Problem details
Print the entries in full, word for word, but not the pictures.
[BEGIN Records for the task]
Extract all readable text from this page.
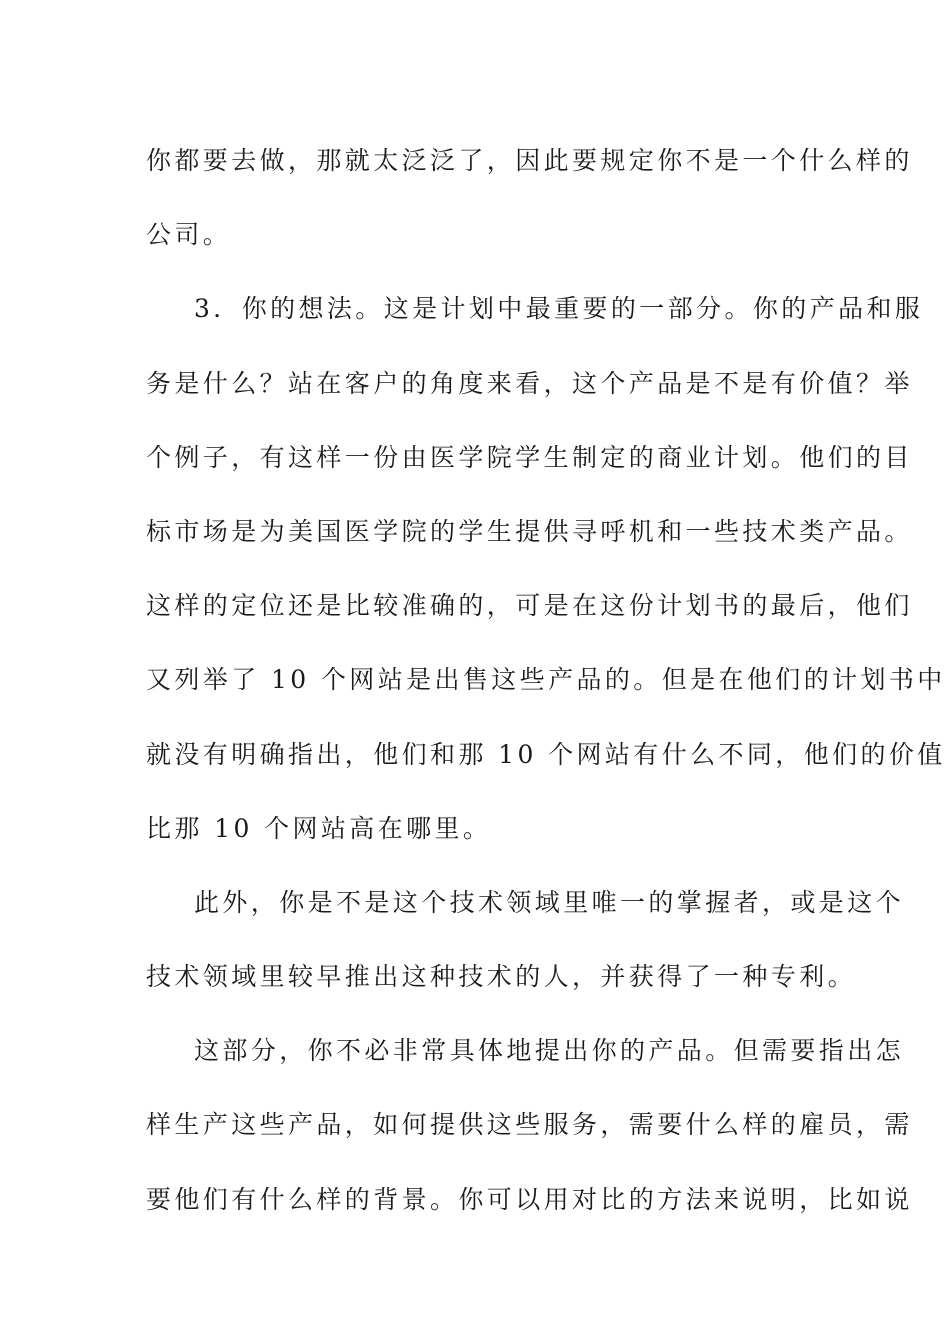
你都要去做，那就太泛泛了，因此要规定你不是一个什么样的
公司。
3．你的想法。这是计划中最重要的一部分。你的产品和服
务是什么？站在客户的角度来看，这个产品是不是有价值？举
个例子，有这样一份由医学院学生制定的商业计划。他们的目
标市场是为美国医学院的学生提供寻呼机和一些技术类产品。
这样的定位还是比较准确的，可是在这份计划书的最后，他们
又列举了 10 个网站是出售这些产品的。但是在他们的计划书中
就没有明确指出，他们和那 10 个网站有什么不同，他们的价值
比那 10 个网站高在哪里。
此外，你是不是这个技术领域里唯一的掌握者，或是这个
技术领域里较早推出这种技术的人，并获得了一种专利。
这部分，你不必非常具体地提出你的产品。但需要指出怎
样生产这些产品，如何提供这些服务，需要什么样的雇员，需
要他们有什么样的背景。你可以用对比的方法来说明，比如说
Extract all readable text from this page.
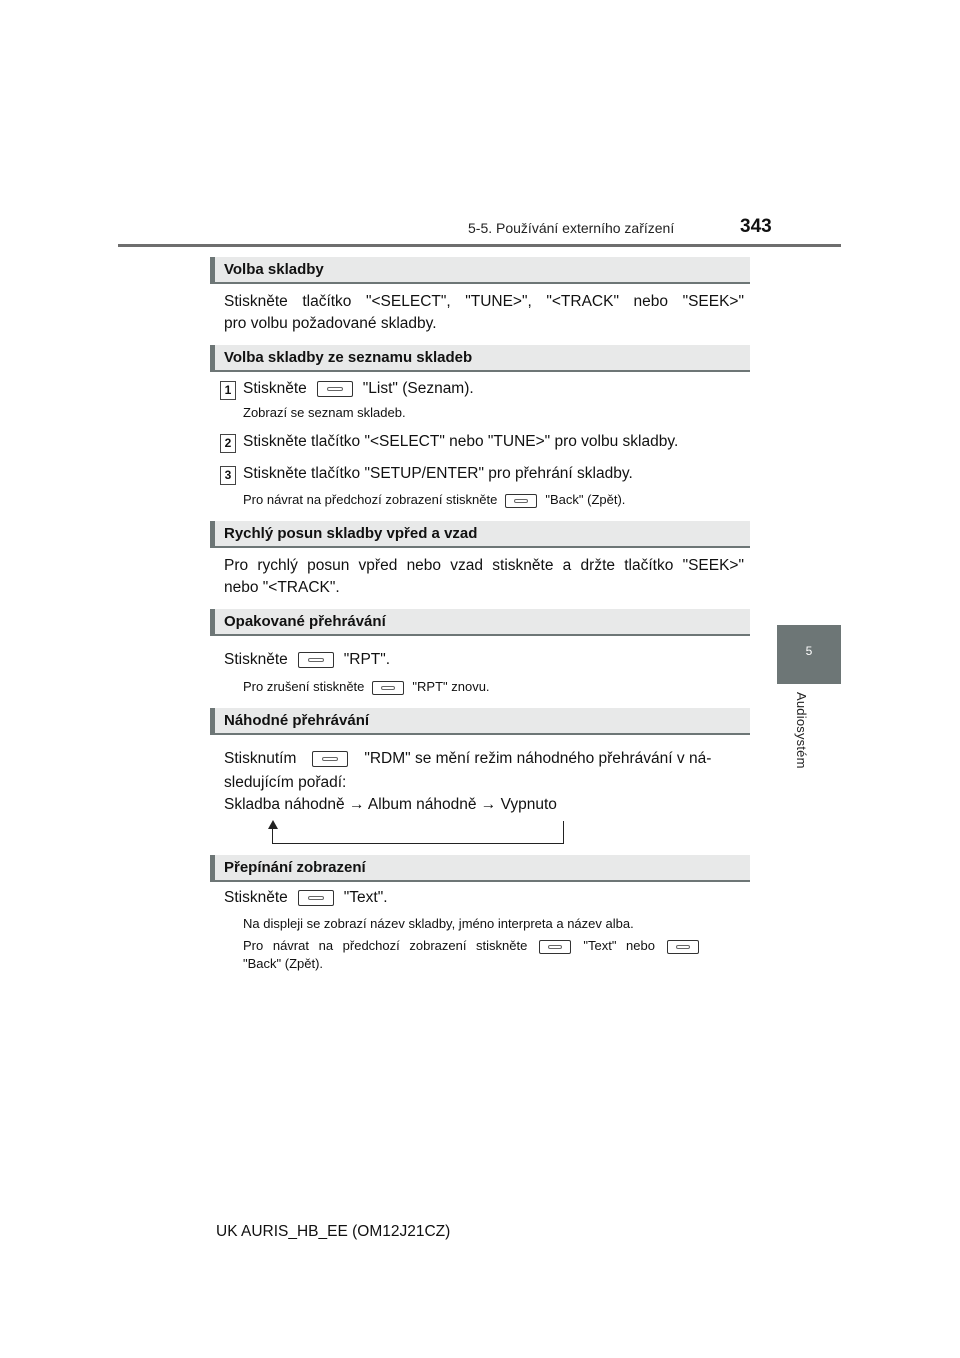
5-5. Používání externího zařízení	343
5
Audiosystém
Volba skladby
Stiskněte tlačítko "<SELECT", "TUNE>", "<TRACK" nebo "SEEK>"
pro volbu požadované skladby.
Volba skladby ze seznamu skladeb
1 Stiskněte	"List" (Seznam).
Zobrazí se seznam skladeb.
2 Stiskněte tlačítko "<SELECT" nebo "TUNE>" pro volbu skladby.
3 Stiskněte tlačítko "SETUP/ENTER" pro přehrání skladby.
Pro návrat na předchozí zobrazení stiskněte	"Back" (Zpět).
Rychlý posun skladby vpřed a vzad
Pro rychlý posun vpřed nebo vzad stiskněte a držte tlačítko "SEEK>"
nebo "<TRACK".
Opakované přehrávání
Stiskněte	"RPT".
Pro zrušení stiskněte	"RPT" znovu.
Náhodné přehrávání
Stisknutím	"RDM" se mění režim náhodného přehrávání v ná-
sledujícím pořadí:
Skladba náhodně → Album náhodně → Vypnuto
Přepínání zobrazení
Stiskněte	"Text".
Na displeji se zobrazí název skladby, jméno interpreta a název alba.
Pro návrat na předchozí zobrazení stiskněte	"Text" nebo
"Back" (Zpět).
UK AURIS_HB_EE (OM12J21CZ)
[END Records for the task]
Result
Extract all readable text from this page.
你都要去做，那就太泛泛了，因此要规定你不是一个什么样的
公司。
3．你的想法。这是计划中最重要的一部分。你的产品和服
务是什么？站在客户的角度来看，这个产品是不是有价值？举
个例子，有这样一份由医学院学生制定的商业计划。他们的目
标市场是为美国医学院的学生提供寻呼机和一些技术类产品。
这样的定位还是比较准确的，可是在这份计划书的最后，他们
又列举了 10 个网站是出售这些产品的。但是在他们的计划书中
就没有明确指出，他们和那 10 个网站有什么不同，他们的价值
比那 10 个网站高在哪里。
此外，你是不是这个技术领域里唯一的掌握者，或是这个
技术领域里较早推出这种技术的人，并获得了一种专利。
这部分，你不必非常具体地提出你的产品。但需要指出怎
样生产这些产品，如何提供这些服务，需要什么样的雇员，需
要他们有什么样的背景。你可以用对比的方法来说明，比如说
Extract all readable text from this page.
5-5. Používání externího zařízení	343
5
Audiosystém
Volba skladby
Stiskněte tlačítko "<SELECT", "TUNE>", "<TRACK" nebo "SEEK>"
pro volbu požadované skladby.
Volba skladby ze seznamu skladeb
1 Stiskněte	"List" (Seznam).
Zobrazí se seznam skladeb.
2 Stiskněte tlačítko "<SELECT" nebo "TUNE>" pro volbu skladby.
3 Stiskněte tlačítko "SETUP/ENTER" pro přehrání skladby.
Pro návrat na předchozí zobrazení stiskněte	"Back" (Zpět).
Rychlý posun skladby vpřed a vzad
Pro rychlý posun vpřed nebo vzad stiskněte a držte tlačítko "SEEK>"
nebo "<TRACK".
Opakované přehrávání
Stiskněte	"RPT".
Pro zrušení stiskněte	"RPT" znovu.
Náhodné přehrávání
Stisknutím	"RDM" se mění režim náhodného přehrávání v ná-
sledujícím pořadí:
Skladba náhodně → Album náhodně → Vypnuto
Přepínání zobrazení
Stiskněte	"Text".
Na displeji se zobrazí název skladby, jméno interpreta a název alba.
Pro návrat na předchozí zobrazení stiskněte	"Text" nebo
"Back" (Zpět).
UK AURIS_HB_EE (OM12J21CZ)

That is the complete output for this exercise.